(Component data from apps and pages)
++++++++++++++++++++

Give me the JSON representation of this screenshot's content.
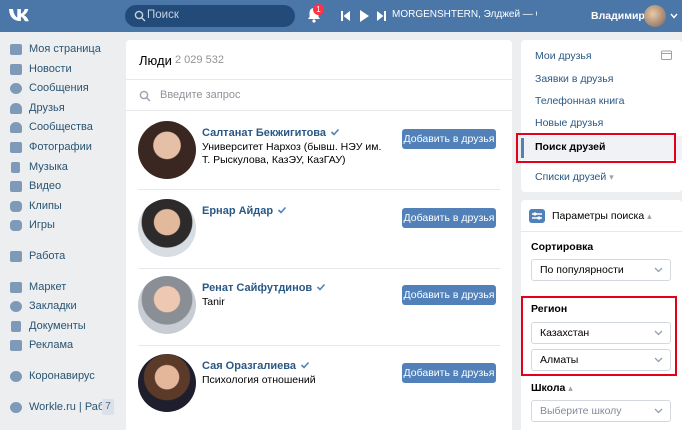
{
  "header": {
    "search_placeholder": "Поиск",
    "notifications_count": "1",
    "now_playing": "MORGENSHTERN, Элджей — Cadill...",
    "user_name": "Владимир"
  },
  "left_menu": {
    "items": [
      {
        "label": "Моя страница",
        "icon": "user-icon"
      },
      {
        "label": "Новости",
        "icon": "news-icon"
      },
      {
        "label": "Сообщения",
        "icon": "messages-icon"
      },
      {
        "label": "Друзья",
        "icon": "friends-icon"
      },
      {
        "label": "Сообщества",
        "icon": "communities-icon"
      },
      {
        "label": "Фотографии",
        "icon": "camera-icon"
      },
      {
        "label": "Музыка",
        "icon": "music-icon"
      },
      {
        "label": "Видео",
        "icon": "video-icon"
      },
      {
        "label": "Клипы",
        "icon": "clips-icon"
      },
      {
        "label": "Игры",
        "icon": "games-icon"
      }
    ],
    "work": {
      "label": "Работа",
      "icon": "briefcase-icon"
    },
    "items2": [
      {
        "label": "Маркет",
        "icon": "bag-icon"
      },
      {
        "label": "Закладки",
        "icon": "star-icon"
      },
      {
        "label": "Документы",
        "icon": "document-icon"
      },
      {
        "label": "Реклама",
        "icon": "ads-icon"
      }
    ],
    "corona": {
      "label": "Коронавирус",
      "icon": "virus-icon"
    },
    "app": {
      "label": "Workle.ru | Раб...",
      "count": "7",
      "icon": "app-icon"
    }
  },
  "main": {
    "title": "Люди",
    "count": "2 029 532",
    "query_placeholder": "Введите запрос",
    "add_label": "Добавить в друзья",
    "people": [
      {
        "name": "Салтанат Бекжигитова",
        "desc": "Университет Нархоз (бывш. НЭУ им. Т. Рыскулова, КазЭУ, КазГАУ)"
      },
      {
        "name": "Ернар Айдар",
        "desc": ""
      },
      {
        "name": "Ренат Сайфутдинов",
        "desc": "Tanir"
      },
      {
        "name": "Сая Оразгалиева",
        "desc": "Психология отношений"
      }
    ]
  },
  "right_menu": {
    "items": [
      "Мои друзья",
      "Заявки в друзья",
      "Телефонная книга",
      "Новые друзья",
      "Поиск друзей"
    ],
    "lists": "Списки друзей"
  },
  "filter": {
    "title": "Параметры поиска",
    "sort_label": "Сортировка",
    "sort_value": "По популярности",
    "region_label": "Регион",
    "country": "Казахстан",
    "city": "Алматы",
    "school_label": "Школа",
    "school_placeholder": "Выберите школу"
  },
  "colors": {
    "header": "#4a76a8",
    "accent": "#5181b8",
    "highlight": "#e3001b"
  }
}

++++++++++++++++++++

» **Work instructions**: Each record must appear again exactly as written above, without its pictures.

» **Response**:
Give me the JSON representation of this screenshot's content.
{
  "header": {
    "search_placeholder": "Поиск",
    "notifications_count": "1",
    "now_playing": "MORGENSHTERN, Элджей — Cadill...",
    "user_name": "Владимир"
  },
  "left_menu": {
    "items": [
      {
        "label": "Моя страница",
        "icon": "user-icon"
      },
      {
        "label": "Новости",
        "icon": "news-icon"
      },
      {
        "label": "Сообщения",
        "icon": "messages-icon"
      },
      {
        "label": "Друзья",
        "icon": "friends-icon"
      },
      {
        "label": "Сообщества",
        "icon": "communities-icon"
      },
      {
        "label": "Фотографии",
        "icon": "camera-icon"
      },
      {
        "label": "Музыка",
        "icon": "music-icon"
      },
      {
        "label": "Видео",
        "icon": "video-icon"
      },
      {
        "label": "Клипы",
        "icon": "clips-icon"
      },
      {
        "label": "Игры",
        "icon": "games-icon"
      }
    ],
    "work": {
      "label": "Работа",
      "icon": "briefcase-icon"
    },
    "items2": [
      {
        "label": "Маркет",
        "icon": "bag-icon"
      },
      {
        "label": "Закладки",
        "icon": "star-icon"
      },
      {
        "label": "Документы",
        "icon": "document-icon"
      },
      {
        "label": "Реклама",
        "icon": "ads-icon"
      }
    ],
    "corona": {
      "label": "Коронавирус",
      "icon": "virus-icon"
    },
    "app": {
      "label": "Workle.ru | Раб...",
      "count": "7",
      "icon": "app-icon"
    }
  },
  "main": {
    "title": "Люди",
    "count": "2 029 532",
    "query_placeholder": "Введите запрос",
    "add_label": "Добавить в друзья",
    "people": [
      {
        "name": "Салтанат Бекжигитова",
        "desc": "Университет Нархоз (бывш. НЭУ им. Т. Рыскулова, КазЭУ, КазГАУ)"
      },
      {
        "name": "Ернар Айдар",
        "desc": ""
      },
      {
        "name": "Ренат Сайфутдинов",
        "desc": "Tanir"
      },
      {
        "name": "Сая Оразгалиева",
        "desc": "Психология отношений"
      }
    ]
  },
  "right_menu": {
    "items": [
      "Мои друзья",
      "Заявки в друзья",
      "Телефонная книга",
      "Новые друзья",
      "Поиск друзей"
    ],
    "lists": "Списки друзей"
  },
  "filter": {
    "title": "Параметры поиска",
    "sort_label": "Сортировка",
    "sort_value": "По популярности",
    "region_label": "Регион",
    "country": "Казахстан",
    "city": "Алматы",
    "school_label": "Школа",
    "school_placeholder": "Выберите школу"
  },
  "colors": {
    "header": "#4a76a8",
    "accent": "#5181b8",
    "highlight": "#e3001b"
  }
}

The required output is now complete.